### [Challenge a]
Quote, word for word, the stretch of the rows from their first line through the line containing "128, 815, 1246]".
-- Start Text to read --
This Comment argues that lower federal courts have not misinterpreted Supreme Court decisions in this field. Supreme Court precedent, rather, is in accord with the extension of absolute judicial immunity. To reverse the expansion and bolster civil-rights protections, this Comment proposes one solution: a formalist approach to judicial immunity.

This Comment proceeds in three Parts. Part I deals with common law, § 1983, and judicial immunity. It presents and explains the creation of judicial immunity and its framework. Further, Part I introduces quasi-judicial immunity, the label attached to absolute judicial immunity given to a non-judge, and presents the analytical model used by the Supreme Court to determine whether absolute immunity is appropriate.16

Part II concerns the extension of absolute immunity and is composed of two sections. First, it examines the operation of absolute immunity in a variety of cases. Second, it deals with the concerns articulated by various observers and reconciles the examined cases with Supreme Court language.

Part III presents the argument for formalism. The argument proceeds in two sections. First, it outlines the rationale behind a formalist application of judicial immunity and advocates that qualified immunity cover the denuded public

[Page 125]

officials.17 Second, it examines how formalism would operate in § 1983 litigation and applies the approach to demonstrate its benefits.


This Part addresses the common law background, § 1983, and the creation and framework for judicial immunity, both absolute and quasi. First, this Part details the origin of § 1983 as well as how the Supreme Court has interpreted the statute in light of the common law. Second, this Part introduces the creation and importation of absolute judicial immunity into § 1983. Third, this Part discusses the quasi-judicial immunity framework.

A. The Common Law Background and § 1983

Congress originally articulated 42 U.S.C. § 1983 as § 1 of the Ku Klux Act in 1871, during the Reconstruction Era.18 The Supreme Court has inferred three purposes from the 42nd Congress's passage of the Act: (1) to "override certain kinds of state laws," (2) to provide "a remedy where state law [fails]," and (3) "to provide a federal remedy where the state remedy, though adequate in theory, was not available in practice."19 Practically, § 1983 provides a "tort-like remedy"20 for persons whose federally protected rights are deprived by state officials under the "color of [law]."21 To constrain the broad, forceful language

[Page 126]

of § 1983,22 the Supreme Court tasked the federal judiciary to read § 1983 "against the background of tort liability" that was in place in 1871.23

The Supreme Court has relied heavily on the common law, as it existed in 1871,24 to import absolute immunities25 into § 1983, although none are expressly stated. The Court has defended its historical approach to the immunity question as partly functional.26 The Court has explicitly noted that the extension of

[Page 127]

immunity must not be an exercise in the craft of judicial policymaking,27 but an exercise in statutory interpretation in light of the 42nd Congress's "likely intent" in constructing § 1983.28 Thus, the Court has described its analytical approach not as one that merely copies and pastes 1871 tort law into modern law,29 but instead as one that adapts the varied principles supporting 1871 immunities and applies them to burgeoning contexts.30

B. The Creation of and Framework for Judicial Immunity

Judicial immunity, as it is understood today, received its first extended treatment in Bradley v. Fisher in 1871.31 But the Supreme Court did not affirmatively recognize judicial immunity in the § 1983 context until Pierson v. Ray in 1967.32 Although affirmatively recognized, the Supreme Court did not articulate a framework for determining judicial immunity until Stump v. Sparkman in 1978.33 This section will examine each decision in turn.
-- End Text to read --
-- Start Input records --
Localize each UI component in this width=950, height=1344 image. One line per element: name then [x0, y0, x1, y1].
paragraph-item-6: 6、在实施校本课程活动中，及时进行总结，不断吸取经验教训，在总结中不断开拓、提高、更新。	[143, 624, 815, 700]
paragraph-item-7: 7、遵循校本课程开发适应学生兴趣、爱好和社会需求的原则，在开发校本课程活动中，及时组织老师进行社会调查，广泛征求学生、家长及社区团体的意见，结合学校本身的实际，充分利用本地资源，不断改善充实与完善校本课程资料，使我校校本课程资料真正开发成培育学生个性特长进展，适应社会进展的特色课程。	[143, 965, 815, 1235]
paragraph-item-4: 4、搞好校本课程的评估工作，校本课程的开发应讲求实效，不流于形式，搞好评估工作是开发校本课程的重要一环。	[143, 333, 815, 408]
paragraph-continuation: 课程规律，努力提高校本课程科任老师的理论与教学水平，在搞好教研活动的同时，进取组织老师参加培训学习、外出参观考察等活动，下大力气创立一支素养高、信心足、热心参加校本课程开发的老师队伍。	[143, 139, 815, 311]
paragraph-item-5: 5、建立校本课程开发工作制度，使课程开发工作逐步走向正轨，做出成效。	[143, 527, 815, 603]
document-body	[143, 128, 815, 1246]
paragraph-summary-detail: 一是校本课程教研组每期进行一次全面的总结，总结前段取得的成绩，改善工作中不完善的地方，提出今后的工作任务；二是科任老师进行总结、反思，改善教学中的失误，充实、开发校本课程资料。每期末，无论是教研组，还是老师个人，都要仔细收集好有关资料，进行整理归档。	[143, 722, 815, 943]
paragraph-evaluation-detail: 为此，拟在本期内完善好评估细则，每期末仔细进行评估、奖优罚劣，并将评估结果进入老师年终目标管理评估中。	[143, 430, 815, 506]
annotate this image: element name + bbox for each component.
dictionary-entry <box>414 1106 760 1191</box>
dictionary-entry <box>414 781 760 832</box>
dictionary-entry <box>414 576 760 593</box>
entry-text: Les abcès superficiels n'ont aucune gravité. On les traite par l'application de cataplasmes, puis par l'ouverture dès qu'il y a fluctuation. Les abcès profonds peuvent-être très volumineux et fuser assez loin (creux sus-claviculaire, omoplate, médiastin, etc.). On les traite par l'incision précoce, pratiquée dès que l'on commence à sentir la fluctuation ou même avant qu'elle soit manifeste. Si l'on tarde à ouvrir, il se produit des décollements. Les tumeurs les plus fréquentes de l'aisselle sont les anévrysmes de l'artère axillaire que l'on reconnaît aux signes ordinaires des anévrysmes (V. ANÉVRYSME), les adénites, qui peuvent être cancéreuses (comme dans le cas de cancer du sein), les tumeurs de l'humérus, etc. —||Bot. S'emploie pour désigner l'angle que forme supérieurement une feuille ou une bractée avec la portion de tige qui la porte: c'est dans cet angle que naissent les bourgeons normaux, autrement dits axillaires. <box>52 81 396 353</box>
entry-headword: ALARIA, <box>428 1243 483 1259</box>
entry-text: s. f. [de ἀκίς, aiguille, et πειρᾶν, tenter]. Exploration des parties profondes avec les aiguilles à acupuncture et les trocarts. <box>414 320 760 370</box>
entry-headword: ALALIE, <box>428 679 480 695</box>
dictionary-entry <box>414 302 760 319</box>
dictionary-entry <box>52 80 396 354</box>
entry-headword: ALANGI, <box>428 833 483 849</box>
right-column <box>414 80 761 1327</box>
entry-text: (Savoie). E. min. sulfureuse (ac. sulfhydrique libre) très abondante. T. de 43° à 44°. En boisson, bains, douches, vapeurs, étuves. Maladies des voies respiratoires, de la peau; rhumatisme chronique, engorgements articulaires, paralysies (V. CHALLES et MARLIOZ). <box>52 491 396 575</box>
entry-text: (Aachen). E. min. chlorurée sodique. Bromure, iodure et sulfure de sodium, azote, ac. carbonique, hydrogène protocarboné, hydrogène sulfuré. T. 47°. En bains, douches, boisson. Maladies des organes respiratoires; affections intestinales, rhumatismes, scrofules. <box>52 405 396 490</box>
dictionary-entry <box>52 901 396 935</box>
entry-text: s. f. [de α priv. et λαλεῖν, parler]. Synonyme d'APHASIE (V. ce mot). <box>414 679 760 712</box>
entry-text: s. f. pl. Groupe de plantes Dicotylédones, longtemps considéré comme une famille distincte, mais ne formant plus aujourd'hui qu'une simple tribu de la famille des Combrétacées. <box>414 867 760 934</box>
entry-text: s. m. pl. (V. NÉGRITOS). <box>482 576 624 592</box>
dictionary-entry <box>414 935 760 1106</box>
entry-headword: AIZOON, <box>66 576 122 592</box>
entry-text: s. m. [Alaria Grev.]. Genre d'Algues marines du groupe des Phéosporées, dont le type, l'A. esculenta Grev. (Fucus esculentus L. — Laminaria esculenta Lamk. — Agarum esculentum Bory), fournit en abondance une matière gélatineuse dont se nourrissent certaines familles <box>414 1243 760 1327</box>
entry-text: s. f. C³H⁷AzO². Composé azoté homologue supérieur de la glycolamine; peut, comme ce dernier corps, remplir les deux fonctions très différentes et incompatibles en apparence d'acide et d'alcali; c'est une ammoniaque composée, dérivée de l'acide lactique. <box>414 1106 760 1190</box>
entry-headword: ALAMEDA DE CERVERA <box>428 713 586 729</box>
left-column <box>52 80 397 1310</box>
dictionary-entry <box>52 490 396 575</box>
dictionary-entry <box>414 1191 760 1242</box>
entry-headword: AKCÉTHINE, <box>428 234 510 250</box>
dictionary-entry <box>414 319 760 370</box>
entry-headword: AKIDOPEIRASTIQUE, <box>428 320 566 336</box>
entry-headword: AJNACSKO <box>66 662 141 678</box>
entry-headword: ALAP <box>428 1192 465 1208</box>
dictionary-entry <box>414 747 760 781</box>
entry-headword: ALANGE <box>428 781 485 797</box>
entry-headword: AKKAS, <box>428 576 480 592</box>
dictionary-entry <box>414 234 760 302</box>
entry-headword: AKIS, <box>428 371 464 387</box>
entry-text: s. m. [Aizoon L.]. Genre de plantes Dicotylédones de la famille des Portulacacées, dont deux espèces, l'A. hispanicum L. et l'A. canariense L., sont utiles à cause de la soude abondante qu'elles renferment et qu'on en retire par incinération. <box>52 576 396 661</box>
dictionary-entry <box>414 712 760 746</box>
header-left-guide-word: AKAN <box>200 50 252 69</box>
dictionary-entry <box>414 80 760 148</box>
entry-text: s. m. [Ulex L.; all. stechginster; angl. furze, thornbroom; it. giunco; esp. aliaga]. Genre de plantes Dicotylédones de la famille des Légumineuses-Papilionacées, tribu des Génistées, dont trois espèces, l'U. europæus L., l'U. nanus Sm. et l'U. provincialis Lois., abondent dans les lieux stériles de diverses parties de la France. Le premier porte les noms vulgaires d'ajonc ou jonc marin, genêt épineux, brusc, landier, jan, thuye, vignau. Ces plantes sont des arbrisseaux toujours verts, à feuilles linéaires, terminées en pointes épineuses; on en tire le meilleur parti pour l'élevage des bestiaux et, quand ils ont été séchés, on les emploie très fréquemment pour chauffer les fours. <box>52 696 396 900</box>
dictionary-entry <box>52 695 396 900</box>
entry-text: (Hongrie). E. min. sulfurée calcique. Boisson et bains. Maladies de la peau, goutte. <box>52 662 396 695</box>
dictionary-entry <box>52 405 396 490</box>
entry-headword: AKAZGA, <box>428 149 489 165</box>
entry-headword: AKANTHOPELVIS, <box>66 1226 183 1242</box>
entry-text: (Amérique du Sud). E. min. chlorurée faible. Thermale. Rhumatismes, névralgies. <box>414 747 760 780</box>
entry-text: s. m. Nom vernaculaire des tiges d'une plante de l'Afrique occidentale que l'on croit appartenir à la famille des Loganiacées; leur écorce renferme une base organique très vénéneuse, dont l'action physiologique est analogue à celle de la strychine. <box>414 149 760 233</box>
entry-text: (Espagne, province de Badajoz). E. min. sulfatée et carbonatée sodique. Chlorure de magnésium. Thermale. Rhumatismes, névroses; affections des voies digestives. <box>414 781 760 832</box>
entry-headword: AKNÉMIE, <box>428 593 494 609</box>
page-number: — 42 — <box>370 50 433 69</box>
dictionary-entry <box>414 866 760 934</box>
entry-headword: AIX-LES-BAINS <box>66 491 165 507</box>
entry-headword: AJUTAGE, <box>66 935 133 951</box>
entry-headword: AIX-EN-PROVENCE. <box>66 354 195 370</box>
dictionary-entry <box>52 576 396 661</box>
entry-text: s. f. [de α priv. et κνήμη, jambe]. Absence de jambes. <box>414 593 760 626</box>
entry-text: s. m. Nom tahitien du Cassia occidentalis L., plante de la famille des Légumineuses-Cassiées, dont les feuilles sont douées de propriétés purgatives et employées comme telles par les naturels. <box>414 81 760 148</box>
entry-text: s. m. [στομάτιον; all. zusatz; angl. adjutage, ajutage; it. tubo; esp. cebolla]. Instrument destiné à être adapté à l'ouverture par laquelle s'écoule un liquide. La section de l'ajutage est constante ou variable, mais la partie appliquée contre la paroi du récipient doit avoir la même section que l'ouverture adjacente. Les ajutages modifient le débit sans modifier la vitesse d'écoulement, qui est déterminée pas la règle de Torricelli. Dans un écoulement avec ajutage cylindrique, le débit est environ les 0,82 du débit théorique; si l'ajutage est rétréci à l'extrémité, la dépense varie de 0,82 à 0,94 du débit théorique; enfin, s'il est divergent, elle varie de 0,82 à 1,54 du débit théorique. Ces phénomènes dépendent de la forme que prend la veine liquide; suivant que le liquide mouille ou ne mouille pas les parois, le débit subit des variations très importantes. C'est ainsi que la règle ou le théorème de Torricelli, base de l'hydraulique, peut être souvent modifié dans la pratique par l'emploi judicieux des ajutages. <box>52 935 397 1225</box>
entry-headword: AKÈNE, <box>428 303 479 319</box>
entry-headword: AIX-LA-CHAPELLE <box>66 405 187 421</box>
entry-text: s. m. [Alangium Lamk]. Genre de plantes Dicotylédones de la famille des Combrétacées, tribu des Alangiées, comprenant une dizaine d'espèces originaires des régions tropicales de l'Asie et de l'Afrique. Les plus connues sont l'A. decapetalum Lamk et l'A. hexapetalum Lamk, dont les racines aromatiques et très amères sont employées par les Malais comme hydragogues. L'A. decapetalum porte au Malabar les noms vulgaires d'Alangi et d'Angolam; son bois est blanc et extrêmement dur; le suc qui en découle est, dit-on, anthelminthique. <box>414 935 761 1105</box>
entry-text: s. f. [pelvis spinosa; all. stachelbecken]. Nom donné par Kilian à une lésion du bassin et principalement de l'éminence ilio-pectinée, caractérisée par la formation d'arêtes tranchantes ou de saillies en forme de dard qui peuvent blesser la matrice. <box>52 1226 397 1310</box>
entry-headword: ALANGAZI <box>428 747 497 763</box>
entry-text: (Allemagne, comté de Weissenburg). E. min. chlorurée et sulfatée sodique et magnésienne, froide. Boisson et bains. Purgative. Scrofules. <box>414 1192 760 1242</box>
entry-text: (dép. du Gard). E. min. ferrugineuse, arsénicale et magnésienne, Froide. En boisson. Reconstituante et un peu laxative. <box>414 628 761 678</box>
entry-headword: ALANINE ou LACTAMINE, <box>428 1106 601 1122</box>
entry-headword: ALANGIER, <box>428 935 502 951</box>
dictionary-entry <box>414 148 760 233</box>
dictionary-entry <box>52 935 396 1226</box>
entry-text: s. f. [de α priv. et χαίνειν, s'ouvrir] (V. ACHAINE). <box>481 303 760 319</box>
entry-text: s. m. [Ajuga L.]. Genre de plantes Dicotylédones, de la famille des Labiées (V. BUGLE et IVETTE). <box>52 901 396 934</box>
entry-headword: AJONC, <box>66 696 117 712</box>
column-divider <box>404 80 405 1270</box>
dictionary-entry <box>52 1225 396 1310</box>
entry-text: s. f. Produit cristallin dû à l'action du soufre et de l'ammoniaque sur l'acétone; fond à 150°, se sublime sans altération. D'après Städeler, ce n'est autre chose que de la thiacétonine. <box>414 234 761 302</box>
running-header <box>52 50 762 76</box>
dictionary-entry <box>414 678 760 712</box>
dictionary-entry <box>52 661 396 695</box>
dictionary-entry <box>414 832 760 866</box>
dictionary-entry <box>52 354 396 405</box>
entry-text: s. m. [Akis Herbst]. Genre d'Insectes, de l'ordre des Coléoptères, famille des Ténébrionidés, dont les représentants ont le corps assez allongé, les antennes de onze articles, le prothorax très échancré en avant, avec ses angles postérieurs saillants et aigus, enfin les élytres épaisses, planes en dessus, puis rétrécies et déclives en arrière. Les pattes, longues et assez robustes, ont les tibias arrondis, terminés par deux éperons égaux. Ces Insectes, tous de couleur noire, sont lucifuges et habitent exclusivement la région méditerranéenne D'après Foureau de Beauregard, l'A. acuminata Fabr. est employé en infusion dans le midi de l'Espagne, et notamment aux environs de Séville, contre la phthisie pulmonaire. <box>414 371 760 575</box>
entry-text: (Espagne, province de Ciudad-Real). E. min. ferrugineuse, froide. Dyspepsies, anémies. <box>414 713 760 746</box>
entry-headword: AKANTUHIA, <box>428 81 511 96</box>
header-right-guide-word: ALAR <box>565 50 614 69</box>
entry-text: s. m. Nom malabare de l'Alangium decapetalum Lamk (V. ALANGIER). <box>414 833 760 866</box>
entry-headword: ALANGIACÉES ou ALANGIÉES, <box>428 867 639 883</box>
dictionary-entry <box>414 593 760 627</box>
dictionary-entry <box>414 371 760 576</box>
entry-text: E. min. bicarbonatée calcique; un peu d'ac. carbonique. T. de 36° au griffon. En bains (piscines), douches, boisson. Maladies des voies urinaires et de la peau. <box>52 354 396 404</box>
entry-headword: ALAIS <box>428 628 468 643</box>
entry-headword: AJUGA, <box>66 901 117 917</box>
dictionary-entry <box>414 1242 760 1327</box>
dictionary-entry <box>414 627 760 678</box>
-- End Input records --
### [Challenge b]
Print the stretch of the passage on judicial immunity from "This Comment argues" through "to judicial immunity.", word for word.

### [Response a]
Localize each UI component in this width=950, height=1344 image. One line per element: name then [x0, y0, x1, y1].
paragraph-item-6: 6、在实施校本课程活动中，及时进行总结，不断吸取经验教训，在总结中不断开拓、提高、更新。	[143, 624, 815, 700]
paragraph-item-7: 7、遵循校本课程开发适应学生兴趣、爱好和社会需求的原则，在开发校本课程活动中，及时组织老师进行社会调查，广泛征求学生、家长及社区团体的意见，结合学校本身的实际，充分利用本地资源，不断改善充实与完善校本课程资料，使我校校本课程资料真正开发成培育学生个性特长进展，适应社会进展的特色课程。	[143, 965, 815, 1235]
paragraph-item-4: 4、搞好校本课程的评估工作，校本课程的开发应讲求实效，不流于形式，搞好评估工作是开发校本课程的重要一环。	[143, 333, 815, 408]
paragraph-continuation: 课程规律，努力提高校本课程科任老师的理论与教学水平，在搞好教研活动的同时，进取组织老师参加培训学习、外出参观考察等活动，下大力气创立一支素养高、信心足、热心参加校本课程开发的老师队伍。	[143, 139, 815, 311]
paragraph-item-5: 5、建立校本课程开发工作制度，使课程开发工作逐步走向正轨，做出成效。	[143, 527, 815, 603]
document-body	[143, 128, 815, 1246]

### [Response b]
This Comment argues that lower federal courts have not misinterpreted Supreme Court decisions in this field. Supreme Court precedent, rather, is in accord with the extension of absolute judicial immunity. To reverse the expansion and bolster civil-rights protections, this Comment proposes one solution: a formalist approach to judicial immunity.